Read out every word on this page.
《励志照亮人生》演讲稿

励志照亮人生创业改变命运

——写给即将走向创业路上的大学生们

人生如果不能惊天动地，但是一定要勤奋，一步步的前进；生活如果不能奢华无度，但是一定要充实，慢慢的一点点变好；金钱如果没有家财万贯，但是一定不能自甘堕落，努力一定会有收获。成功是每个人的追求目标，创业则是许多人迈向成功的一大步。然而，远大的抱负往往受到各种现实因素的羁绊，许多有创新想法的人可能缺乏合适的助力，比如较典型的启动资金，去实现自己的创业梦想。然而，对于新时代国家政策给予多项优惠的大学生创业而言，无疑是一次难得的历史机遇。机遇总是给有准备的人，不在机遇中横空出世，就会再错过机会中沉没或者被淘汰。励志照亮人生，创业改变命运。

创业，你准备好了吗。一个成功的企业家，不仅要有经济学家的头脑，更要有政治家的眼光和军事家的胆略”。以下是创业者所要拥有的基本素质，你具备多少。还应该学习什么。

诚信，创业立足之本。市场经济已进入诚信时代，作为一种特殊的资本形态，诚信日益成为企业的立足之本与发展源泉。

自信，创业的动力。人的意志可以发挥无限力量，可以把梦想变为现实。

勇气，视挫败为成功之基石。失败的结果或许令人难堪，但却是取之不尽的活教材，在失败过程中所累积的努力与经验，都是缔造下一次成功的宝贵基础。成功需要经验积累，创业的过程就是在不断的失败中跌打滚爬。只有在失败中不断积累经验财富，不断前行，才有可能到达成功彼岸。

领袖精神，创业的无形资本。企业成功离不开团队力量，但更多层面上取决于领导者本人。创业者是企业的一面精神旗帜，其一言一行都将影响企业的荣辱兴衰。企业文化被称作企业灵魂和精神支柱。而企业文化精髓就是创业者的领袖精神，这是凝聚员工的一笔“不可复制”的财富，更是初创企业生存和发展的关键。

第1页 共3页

---

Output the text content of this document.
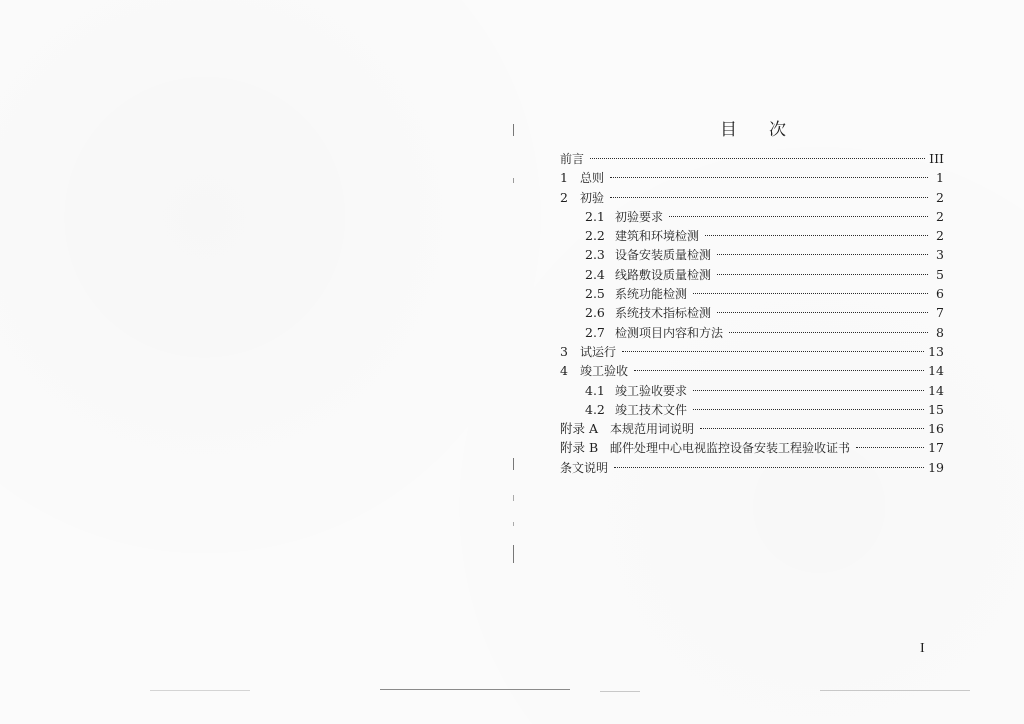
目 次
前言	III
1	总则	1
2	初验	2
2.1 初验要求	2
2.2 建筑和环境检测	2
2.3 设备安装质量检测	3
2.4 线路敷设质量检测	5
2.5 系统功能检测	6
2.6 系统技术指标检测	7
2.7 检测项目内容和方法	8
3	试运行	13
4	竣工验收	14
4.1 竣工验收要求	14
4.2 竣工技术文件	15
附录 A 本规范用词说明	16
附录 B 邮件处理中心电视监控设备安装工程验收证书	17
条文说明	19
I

■ WORK REQUIRED ■
From the listing above, copy every line that holds the string "this".

■ THE OUTPUT ■
Read out every word on this page.
Output the text content of this document.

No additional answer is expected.